**Work to do:** Copy out the data below verbatim.

**Information provided:**
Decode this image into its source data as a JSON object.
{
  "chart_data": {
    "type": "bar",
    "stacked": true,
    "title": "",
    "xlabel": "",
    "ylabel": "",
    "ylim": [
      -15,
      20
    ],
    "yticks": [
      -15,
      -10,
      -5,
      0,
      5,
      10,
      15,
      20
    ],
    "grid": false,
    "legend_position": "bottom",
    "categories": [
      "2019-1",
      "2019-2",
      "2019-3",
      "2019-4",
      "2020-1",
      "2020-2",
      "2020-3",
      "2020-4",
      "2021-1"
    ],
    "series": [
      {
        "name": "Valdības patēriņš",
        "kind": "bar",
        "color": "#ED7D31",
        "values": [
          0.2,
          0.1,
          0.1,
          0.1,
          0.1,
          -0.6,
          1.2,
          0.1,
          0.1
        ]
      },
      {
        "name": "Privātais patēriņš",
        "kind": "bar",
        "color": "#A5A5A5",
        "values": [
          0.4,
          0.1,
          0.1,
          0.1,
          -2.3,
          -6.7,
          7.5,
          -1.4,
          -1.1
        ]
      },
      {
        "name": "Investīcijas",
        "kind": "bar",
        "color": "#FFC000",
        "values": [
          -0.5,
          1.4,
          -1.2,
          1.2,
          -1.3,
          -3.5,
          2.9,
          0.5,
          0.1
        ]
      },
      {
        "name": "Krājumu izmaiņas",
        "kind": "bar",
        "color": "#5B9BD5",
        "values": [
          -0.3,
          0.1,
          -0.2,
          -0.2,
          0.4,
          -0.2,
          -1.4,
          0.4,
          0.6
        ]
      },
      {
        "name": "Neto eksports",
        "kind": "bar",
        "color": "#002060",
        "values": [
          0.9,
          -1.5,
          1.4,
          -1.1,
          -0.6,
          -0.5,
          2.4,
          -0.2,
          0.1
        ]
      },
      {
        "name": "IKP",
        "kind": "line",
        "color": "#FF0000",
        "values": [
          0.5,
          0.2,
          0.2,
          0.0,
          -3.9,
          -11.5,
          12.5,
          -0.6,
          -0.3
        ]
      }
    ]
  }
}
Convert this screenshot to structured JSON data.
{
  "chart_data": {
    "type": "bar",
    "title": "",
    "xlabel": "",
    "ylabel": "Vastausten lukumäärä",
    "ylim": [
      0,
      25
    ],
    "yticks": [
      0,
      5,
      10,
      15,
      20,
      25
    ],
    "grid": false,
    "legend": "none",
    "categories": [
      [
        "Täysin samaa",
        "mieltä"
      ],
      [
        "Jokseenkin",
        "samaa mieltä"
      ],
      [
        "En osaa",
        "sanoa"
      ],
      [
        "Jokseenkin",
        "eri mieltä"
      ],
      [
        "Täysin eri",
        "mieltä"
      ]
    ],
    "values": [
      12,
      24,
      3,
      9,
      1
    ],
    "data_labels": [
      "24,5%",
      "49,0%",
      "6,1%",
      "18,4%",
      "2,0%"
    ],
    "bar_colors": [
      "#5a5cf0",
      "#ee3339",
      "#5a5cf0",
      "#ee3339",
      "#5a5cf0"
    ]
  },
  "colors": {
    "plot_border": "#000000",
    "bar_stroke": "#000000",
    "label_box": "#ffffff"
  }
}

**Response below:**
Decode this image into its source data as a JSON object.
{
  "chart_data": {
    "type": "bar",
    "stacked": true,
    "title": "",
    "xlabel": "",
    "ylabel": "",
    "ylim": [
      -15,
      20
    ],
    "yticks": [
      -15,
      -10,
      -5,
      0,
      5,
      10,
      15,
      20
    ],
    "grid": false,
    "legend_position": "bottom",
    "categories": [
      "2019-1",
      "2019-2",
      "2019-3",
      "2019-4",
      "2020-1",
      "2020-2",
      "2020-3",
      "2020-4",
      "2021-1"
    ],
    "series": [
      {
        "name": "Valdības patēriņš",
        "kind": "bar",
        "color": "#ED7D31",
        "values": [
          0.2,
          0.1,
          0.1,
          0.1,
          0.1,
          -0.6,
          1.2,
          0.1,
          0.1
        ]
      },
      {
        "name": "Privātais patēriņš",
        "kind": "bar",
        "color": "#A5A5A5",
        "values": [
          0.4,
          0.1,
          0.1,
          0.1,
          -2.3,
          -6.7,
          7.5,
          -1.4,
          -1.1
        ]
      },
      {
        "name": "Investīcijas",
        "kind": "bar",
        "color": "#FFC000",
        "values": [
          -0.5,
          1.4,
          -1.2,
          1.2,
          -1.3,
          -3.5,
          2.9,
          0.5,
          0.1
        ]
      },
      {
        "name": "Krājumu izmaiņas",
        "kind": "bar",
        "color": "#5B9BD5",
        "values": [
          -0.3,
          0.1,
          -0.2,
          -0.2,
          0.4,
          -0.2,
          -1.4,
          0.4,
          0.6
        ]
      },
      {
        "name": "Neto eksports",
        "kind": "bar",
        "color": "#002060",
        "values": [
          0.9,
          -1.5,
          1.4,
          -1.1,
          -0.6,
          -0.5,
          2.4,
          -0.2,
          0.1
        ]
      },
      {
        "name": "IKP",
        "kind": "line",
        "color": "#FF0000",
        "values": [
          0.5,
          0.2,
          0.2,
          0.0,
          -3.9,
          -11.5,
          12.5,
          -0.6,
          -0.3
        ]
      }
    ]
  }
}
Convert this screenshot to structured JSON data.
{
  "chart_data": {
    "type": "bar",
    "title": "",
    "xlabel": "",
    "ylabel": "Vastausten lukumäärä",
    "ylim": [
      0,
      25
    ],
    "yticks": [
      0,
      5,
      10,
      15,
      20,
      25
    ],
    "grid": false,
    "legend": "none",
    "categories": [
      [
        "Täysin samaa",
        "mieltä"
      ],
      [
        "Jokseenkin",
        "samaa mieltä"
      ],
      [
        "En osaa",
        "sanoa"
      ],
      [
        "Jokseenkin",
        "eri mieltä"
      ],
      [
        "Täysin eri",
        "mieltä"
      ]
    ],
    "values": [
      12,
      24,
      3,
      9,
      1
    ],
    "data_labels": [
      "24,5%",
      "49,0%",
      "6,1%",
      "18,4%",
      "2,0%"
    ],
    "bar_colors": [
      "#5a5cf0",
      "#ee3339",
      "#5a5cf0",
      "#ee3339",
      "#5a5cf0"
    ]
  },
  "colors": {
    "plot_border": "#000000",
    "bar_stroke": "#000000",
    "label_box": "#ffffff"
  }
}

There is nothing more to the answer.